In the data below, find every line that has the string "colors", and copy it.
[BEGIN Data excerpts]
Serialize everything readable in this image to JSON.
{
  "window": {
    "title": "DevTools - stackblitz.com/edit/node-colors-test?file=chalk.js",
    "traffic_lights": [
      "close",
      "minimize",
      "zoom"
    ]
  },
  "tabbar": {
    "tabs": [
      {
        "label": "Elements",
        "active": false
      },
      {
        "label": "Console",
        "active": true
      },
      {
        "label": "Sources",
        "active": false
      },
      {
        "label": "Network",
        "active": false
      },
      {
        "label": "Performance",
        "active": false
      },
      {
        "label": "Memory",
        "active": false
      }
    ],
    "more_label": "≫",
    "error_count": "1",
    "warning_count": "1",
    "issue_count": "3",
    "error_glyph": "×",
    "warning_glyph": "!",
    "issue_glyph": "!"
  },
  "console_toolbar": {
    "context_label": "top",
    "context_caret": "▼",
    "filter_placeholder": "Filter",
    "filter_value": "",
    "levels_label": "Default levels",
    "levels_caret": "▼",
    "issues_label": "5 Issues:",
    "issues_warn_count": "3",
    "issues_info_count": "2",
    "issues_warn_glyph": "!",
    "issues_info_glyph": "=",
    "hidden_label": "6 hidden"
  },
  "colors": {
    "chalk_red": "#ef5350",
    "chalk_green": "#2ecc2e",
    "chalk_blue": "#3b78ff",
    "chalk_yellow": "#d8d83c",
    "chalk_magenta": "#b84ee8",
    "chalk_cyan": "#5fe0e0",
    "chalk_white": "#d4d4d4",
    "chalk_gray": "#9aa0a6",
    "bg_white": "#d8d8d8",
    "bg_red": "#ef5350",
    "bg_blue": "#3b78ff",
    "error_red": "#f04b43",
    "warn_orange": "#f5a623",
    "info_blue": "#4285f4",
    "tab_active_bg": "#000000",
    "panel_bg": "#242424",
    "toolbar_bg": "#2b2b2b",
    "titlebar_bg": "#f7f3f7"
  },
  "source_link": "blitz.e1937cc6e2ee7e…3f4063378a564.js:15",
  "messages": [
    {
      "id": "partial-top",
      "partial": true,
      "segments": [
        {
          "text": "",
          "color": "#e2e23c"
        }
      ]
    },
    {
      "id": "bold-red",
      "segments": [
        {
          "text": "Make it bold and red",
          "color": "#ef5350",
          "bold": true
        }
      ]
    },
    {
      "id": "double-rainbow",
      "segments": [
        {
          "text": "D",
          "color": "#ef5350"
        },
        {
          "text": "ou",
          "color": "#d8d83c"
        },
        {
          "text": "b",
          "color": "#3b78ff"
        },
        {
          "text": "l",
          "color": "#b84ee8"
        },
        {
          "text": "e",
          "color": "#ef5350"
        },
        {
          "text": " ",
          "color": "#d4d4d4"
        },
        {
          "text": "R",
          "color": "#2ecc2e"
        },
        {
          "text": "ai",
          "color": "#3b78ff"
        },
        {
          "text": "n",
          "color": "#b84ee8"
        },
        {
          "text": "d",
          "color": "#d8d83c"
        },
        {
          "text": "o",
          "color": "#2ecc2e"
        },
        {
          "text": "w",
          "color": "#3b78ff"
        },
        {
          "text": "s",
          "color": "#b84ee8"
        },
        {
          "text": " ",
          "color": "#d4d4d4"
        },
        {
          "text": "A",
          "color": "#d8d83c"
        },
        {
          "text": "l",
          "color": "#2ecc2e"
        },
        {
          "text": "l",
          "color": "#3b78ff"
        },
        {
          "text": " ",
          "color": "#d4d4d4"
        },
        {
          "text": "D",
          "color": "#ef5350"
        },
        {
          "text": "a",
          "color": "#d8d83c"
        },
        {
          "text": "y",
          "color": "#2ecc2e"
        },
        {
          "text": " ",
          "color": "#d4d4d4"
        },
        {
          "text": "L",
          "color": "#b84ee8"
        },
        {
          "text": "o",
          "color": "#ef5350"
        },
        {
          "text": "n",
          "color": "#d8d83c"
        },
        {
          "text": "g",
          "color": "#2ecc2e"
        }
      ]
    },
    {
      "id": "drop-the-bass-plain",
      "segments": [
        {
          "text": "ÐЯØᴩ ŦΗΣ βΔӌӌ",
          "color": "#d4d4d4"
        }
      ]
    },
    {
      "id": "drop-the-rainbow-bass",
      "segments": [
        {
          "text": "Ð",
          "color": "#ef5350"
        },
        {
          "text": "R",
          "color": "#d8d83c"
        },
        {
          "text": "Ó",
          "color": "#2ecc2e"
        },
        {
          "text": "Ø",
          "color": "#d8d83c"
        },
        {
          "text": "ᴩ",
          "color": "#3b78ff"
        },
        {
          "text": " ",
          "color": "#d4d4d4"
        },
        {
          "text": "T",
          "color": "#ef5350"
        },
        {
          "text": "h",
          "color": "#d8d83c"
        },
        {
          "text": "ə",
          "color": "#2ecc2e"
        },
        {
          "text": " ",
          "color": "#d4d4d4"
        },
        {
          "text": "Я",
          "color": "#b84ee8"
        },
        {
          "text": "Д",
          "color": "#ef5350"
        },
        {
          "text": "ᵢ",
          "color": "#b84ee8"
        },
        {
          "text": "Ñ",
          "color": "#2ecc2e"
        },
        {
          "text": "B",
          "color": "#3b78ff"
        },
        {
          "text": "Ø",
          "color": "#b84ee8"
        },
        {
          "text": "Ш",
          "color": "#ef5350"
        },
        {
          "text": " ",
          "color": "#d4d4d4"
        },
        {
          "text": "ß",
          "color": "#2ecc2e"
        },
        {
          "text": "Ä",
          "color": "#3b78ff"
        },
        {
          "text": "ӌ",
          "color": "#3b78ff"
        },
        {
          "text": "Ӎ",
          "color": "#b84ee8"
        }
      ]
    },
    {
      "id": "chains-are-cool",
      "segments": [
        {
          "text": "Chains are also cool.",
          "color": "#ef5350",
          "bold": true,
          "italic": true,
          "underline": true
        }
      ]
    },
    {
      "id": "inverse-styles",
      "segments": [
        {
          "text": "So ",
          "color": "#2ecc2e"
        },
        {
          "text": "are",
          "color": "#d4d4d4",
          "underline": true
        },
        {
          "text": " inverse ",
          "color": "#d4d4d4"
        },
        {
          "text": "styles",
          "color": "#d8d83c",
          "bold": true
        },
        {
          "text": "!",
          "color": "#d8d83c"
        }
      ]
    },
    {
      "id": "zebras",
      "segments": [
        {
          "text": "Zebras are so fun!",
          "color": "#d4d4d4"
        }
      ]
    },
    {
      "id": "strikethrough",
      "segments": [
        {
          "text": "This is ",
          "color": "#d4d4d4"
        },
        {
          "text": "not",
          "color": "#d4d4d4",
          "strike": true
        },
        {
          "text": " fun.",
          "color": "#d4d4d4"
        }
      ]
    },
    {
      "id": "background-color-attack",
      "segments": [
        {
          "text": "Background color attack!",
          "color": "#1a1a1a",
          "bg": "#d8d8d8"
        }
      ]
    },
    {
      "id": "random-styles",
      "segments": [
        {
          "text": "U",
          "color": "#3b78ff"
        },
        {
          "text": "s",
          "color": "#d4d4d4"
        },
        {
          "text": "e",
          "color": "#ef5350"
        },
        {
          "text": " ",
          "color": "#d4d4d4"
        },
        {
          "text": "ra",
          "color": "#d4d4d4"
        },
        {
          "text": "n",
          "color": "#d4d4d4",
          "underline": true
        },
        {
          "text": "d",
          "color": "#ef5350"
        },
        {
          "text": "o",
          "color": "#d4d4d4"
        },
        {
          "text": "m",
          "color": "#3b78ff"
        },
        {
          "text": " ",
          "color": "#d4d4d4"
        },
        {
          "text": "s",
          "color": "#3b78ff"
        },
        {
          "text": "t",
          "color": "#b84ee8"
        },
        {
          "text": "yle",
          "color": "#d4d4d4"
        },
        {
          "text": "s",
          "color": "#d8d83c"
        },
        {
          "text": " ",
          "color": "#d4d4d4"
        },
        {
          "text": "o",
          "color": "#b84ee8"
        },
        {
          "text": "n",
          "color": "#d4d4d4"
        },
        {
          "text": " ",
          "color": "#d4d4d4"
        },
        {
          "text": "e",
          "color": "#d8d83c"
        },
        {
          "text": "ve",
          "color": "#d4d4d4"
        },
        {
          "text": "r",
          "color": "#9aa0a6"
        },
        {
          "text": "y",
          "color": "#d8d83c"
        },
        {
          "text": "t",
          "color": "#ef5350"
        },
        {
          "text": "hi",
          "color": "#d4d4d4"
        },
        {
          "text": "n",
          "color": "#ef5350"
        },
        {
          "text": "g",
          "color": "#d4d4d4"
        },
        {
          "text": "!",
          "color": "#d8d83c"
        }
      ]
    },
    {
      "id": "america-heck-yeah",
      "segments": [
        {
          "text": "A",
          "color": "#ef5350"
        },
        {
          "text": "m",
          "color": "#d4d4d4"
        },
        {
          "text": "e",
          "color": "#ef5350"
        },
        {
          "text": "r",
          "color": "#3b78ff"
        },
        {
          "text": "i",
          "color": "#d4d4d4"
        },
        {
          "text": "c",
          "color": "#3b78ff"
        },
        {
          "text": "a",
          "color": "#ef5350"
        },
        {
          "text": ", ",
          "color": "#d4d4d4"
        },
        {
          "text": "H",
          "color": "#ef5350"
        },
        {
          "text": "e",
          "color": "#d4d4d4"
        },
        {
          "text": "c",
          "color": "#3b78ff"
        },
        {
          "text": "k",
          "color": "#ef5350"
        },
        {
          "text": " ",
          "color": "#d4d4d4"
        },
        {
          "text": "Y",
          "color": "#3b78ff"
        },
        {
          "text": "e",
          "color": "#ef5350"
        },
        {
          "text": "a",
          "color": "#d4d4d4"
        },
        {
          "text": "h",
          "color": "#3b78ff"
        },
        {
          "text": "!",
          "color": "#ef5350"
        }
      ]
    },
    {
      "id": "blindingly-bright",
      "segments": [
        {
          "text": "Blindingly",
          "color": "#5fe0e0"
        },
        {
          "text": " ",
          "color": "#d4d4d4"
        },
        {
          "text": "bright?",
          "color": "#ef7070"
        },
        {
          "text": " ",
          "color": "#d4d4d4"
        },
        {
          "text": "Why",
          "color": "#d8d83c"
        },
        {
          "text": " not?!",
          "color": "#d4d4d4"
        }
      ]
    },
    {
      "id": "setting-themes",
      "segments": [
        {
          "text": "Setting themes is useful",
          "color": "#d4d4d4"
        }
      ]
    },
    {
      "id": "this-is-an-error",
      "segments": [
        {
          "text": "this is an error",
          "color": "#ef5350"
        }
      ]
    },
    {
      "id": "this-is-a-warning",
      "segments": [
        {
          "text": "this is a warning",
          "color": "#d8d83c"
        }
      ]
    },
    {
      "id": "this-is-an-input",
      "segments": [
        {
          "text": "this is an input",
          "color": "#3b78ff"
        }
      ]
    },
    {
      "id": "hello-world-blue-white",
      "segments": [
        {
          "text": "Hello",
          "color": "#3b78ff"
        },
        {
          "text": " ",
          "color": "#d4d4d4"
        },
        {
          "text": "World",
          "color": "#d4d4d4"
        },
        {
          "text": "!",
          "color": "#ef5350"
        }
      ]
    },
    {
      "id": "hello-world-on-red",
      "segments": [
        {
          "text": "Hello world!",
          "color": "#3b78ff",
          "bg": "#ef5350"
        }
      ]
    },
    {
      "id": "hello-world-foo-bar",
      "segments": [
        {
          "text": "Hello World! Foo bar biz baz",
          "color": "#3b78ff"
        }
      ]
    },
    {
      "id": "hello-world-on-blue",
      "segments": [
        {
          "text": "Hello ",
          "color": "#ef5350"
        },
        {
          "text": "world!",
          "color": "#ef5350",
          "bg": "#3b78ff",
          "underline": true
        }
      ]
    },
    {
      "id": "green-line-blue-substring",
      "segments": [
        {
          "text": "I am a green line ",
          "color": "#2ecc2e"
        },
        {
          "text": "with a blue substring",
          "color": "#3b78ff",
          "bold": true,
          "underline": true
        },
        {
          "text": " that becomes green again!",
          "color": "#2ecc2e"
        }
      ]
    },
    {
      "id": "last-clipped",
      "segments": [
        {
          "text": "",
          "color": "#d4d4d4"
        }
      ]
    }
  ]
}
[END Data excerpts]
Solution to this exercise:
    "title": "DevTools - stackblitz.com/edit/node-colors-test?file=chalk.js",
  "colors": {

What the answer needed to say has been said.